═════ Entries ═════

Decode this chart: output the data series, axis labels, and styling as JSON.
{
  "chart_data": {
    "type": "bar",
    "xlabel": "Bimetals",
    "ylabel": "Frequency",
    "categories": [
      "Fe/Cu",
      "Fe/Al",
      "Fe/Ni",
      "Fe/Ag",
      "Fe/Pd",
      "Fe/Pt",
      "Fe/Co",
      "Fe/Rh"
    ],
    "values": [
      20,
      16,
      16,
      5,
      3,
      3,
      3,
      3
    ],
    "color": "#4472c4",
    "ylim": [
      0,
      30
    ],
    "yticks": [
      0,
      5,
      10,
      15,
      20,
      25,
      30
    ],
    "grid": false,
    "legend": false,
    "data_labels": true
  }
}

═════
═════ Entries ═════

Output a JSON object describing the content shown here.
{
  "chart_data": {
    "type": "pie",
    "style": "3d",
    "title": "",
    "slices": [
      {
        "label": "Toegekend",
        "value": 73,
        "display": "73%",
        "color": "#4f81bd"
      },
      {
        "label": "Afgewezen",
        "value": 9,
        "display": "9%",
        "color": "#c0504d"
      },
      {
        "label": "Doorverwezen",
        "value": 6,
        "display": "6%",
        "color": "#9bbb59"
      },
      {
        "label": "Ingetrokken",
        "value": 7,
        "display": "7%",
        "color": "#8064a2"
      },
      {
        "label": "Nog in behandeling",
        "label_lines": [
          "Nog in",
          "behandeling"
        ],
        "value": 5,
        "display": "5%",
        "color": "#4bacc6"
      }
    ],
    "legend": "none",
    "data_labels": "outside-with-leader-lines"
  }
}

═════
═════ Entries ═════

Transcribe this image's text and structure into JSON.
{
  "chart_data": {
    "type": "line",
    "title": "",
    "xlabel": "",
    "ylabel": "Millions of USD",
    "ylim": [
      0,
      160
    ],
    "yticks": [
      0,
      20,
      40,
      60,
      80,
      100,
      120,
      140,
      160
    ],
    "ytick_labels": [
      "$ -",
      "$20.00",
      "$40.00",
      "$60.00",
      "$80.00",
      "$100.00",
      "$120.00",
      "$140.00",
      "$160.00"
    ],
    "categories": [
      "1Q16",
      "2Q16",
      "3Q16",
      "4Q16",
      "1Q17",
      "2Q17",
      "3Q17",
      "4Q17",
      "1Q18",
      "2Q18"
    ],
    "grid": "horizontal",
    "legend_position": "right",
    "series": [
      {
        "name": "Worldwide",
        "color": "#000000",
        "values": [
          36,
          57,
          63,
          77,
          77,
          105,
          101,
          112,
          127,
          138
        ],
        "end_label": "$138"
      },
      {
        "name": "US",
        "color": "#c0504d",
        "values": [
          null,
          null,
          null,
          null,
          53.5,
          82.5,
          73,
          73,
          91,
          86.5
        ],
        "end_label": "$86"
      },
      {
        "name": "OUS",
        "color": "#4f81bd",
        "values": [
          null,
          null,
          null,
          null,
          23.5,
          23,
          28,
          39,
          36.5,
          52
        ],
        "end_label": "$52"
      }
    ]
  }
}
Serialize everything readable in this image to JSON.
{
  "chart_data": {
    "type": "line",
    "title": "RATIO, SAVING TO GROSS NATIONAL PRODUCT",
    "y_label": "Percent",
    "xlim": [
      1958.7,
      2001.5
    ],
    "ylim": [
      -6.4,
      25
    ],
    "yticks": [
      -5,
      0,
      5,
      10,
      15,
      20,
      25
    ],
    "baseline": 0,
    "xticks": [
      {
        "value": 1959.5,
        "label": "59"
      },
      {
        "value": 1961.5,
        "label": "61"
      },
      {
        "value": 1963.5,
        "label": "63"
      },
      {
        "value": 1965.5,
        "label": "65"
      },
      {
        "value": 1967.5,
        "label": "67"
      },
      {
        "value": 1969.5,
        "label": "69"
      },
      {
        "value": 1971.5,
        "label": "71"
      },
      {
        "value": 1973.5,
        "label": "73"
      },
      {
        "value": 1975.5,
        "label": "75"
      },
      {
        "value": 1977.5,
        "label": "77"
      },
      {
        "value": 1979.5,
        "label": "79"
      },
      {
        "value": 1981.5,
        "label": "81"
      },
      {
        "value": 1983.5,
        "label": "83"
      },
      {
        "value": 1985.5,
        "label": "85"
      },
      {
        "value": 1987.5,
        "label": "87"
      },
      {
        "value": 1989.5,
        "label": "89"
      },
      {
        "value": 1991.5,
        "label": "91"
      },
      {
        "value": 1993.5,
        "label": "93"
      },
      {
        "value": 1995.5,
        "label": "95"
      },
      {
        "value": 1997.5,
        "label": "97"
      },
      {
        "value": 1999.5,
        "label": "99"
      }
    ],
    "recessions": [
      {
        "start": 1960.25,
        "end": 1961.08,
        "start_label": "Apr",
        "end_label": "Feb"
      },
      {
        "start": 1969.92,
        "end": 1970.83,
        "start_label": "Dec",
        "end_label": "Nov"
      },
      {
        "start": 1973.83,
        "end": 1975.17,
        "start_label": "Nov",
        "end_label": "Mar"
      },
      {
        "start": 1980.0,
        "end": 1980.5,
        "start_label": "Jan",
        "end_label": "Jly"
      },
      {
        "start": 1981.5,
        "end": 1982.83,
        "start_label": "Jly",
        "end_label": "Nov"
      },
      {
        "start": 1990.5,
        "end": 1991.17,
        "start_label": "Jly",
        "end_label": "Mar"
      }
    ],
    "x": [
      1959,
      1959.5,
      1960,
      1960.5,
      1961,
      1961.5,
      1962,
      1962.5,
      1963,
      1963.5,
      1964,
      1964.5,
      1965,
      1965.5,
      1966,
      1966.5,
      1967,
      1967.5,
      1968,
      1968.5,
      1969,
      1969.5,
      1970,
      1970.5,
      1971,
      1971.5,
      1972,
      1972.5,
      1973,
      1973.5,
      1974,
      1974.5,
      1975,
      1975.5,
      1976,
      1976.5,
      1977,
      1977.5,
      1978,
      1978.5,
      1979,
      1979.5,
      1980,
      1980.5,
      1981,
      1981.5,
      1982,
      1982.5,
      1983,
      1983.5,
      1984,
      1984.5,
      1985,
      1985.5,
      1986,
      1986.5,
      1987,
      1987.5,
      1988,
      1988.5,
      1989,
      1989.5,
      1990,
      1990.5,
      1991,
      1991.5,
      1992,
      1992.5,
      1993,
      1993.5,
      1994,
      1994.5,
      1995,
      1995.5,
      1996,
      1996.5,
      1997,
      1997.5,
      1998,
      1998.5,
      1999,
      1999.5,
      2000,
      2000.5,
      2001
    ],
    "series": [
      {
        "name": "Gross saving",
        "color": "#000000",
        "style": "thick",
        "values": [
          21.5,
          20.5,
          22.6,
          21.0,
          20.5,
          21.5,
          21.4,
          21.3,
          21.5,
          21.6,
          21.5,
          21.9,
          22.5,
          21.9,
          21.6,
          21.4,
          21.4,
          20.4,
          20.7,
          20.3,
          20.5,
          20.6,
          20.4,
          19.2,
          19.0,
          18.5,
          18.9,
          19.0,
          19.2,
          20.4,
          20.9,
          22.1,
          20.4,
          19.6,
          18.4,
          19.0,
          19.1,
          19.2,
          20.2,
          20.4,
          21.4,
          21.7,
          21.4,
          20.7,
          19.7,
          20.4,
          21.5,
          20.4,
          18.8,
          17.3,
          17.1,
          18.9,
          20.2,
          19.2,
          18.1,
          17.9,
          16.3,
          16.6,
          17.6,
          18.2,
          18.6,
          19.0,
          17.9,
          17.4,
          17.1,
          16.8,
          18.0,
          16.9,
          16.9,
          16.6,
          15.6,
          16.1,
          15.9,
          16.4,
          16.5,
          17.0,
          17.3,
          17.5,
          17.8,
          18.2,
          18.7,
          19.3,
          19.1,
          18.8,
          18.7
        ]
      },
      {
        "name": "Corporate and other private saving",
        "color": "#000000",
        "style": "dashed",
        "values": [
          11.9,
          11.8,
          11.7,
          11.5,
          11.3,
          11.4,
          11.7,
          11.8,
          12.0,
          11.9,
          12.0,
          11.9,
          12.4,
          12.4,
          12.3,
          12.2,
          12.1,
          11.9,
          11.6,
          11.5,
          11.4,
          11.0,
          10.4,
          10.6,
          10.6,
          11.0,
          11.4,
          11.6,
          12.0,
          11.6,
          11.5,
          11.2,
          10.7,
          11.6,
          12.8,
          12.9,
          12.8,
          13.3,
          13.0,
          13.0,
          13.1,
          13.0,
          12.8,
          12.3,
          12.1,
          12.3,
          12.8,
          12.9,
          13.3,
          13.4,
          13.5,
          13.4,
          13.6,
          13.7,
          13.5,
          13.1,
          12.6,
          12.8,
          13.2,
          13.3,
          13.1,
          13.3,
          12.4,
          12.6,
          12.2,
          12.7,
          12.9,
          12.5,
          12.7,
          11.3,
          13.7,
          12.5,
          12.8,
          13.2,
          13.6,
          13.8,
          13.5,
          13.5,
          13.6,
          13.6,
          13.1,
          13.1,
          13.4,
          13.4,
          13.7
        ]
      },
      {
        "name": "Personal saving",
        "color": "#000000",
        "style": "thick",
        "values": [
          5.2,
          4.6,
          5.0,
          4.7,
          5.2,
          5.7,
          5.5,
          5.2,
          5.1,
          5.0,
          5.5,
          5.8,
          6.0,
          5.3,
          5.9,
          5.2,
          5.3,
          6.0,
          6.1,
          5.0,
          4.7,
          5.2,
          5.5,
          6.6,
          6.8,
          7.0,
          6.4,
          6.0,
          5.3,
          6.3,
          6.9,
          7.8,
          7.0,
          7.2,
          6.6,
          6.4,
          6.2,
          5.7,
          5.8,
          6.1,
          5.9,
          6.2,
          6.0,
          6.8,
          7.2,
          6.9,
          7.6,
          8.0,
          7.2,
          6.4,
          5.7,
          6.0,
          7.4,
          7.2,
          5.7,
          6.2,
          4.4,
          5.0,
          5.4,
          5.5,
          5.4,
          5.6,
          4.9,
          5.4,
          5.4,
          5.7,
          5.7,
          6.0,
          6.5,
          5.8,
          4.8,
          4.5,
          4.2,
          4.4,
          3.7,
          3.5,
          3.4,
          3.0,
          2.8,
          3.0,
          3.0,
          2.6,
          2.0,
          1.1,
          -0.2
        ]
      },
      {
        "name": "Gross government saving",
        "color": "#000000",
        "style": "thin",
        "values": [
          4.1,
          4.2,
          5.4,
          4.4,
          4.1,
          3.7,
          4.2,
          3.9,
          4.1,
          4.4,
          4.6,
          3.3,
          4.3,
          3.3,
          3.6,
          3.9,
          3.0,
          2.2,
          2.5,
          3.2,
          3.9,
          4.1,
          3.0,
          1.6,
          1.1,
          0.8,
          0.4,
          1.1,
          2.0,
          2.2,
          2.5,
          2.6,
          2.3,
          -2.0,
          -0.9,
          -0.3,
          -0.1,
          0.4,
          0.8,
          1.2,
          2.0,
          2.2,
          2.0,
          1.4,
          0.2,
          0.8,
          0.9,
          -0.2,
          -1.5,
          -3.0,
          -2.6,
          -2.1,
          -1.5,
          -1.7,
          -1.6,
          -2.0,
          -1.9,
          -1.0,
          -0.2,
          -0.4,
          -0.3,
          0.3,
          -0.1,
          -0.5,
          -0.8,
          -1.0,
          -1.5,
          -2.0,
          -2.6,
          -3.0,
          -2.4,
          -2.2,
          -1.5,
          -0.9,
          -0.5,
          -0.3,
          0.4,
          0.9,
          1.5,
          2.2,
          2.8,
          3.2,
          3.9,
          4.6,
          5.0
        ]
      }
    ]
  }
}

═════

Scan the lines above for "type", then copy every one that has it.

    "type": "bar",
    "type": "pie",
    "type": "line",
    "type": "line",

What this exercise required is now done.